__A run of records__
◇ ◇ ◇ ◇ ◇ ◇ ◇

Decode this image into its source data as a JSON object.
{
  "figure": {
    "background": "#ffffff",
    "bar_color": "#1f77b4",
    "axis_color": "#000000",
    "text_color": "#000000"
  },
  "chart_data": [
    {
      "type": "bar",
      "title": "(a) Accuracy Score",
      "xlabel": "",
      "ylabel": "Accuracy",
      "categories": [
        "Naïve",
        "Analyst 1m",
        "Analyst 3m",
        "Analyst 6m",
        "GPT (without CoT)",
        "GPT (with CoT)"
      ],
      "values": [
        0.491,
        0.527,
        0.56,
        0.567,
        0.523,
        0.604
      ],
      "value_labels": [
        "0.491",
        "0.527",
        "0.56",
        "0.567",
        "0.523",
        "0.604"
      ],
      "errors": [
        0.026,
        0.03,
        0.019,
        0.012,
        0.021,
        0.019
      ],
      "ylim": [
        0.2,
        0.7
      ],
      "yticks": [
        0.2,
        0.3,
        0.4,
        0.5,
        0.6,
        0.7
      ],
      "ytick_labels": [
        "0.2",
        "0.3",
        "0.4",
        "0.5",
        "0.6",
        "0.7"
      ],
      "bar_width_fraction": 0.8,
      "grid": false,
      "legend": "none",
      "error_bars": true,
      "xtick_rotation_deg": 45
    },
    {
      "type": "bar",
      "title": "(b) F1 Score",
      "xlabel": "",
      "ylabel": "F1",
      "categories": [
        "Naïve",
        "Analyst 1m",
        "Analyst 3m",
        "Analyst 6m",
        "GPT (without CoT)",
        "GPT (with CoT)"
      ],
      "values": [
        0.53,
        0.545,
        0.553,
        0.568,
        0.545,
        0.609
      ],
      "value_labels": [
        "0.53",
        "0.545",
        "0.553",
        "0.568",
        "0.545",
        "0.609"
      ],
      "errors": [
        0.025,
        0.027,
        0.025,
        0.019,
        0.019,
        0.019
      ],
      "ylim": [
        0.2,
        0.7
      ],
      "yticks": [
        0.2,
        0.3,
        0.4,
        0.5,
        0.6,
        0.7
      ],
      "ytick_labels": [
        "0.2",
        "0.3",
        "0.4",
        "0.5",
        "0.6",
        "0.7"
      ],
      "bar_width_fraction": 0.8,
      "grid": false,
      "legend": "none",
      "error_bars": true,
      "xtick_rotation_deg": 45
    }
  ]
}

◇ ◇ ◇ ◇ ◇ ◇ ◇

__What this task involves__
Copy each record from above exactly, and include every line.

__Answer to the exercise__
Decode this image into its source data as a JSON object.
{
  "figure": {
    "background": "#ffffff",
    "bar_color": "#1f77b4",
    "axis_color": "#000000",
    "text_color": "#000000"
  },
  "chart_data": [
    {
      "type": "bar",
      "title": "(a) Accuracy Score",
      "xlabel": "",
      "ylabel": "Accuracy",
      "categories": [
        "Naïve",
        "Analyst 1m",
        "Analyst 3m",
        "Analyst 6m",
        "GPT (without CoT)",
        "GPT (with CoT)"
      ],
      "values": [
        0.491,
        0.527,
        0.56,
        0.567,
        0.523,
        0.604
      ],
      "value_labels": [
        "0.491",
        "0.527",
        "0.56",
        "0.567",
        "0.523",
        "0.604"
      ],
      "errors": [
        0.026,
        0.03,
        0.019,
        0.012,
        0.021,
        0.019
      ],
      "ylim": [
        0.2,
        0.7
      ],
      "yticks": [
        0.2,
        0.3,
        0.4,
        0.5,
        0.6,
        0.7
      ],
      "ytick_labels": [
        "0.2",
        "0.3",
        "0.4",
        "0.5",
        "0.6",
        "0.7"
      ],
      "bar_width_fraction": 0.8,
      "grid": false,
      "legend": "none",
      "error_bars": true,
      "xtick_rotation_deg": 45
    },
    {
      "type": "bar",
      "title": "(b) F1 Score",
      "xlabel": "",
      "ylabel": "F1",
      "categories": [
        "Naïve",
        "Analyst 1m",
        "Analyst 3m",
        "Analyst 6m",
        "GPT (without CoT)",
        "GPT (with CoT)"
      ],
      "values": [
        0.53,
        0.545,
        0.553,
        0.568,
        0.545,
        0.609
      ],
      "value_labels": [
        "0.53",
        "0.545",
        "0.553",
        "0.568",
        "0.545",
        "0.609"
      ],
      "errors": [
        0.025,
        0.027,
        0.025,
        0.019,
        0.019,
        0.019
      ],
      "ylim": [
        0.2,
        0.7
      ],
      "yticks": [
        0.2,
        0.3,
        0.4,
        0.5,
        0.6,
        0.7
      ],
      "ytick_labels": [
        "0.2",
        "0.3",
        "0.4",
        "0.5",
        "0.6",
        "0.7"
      ],
      "bar_width_fraction": 0.8,
      "grid": false,
      "legend": "none",
      "error_bars": true,
      "xtick_rotation_deg": 45
    }
  ]
}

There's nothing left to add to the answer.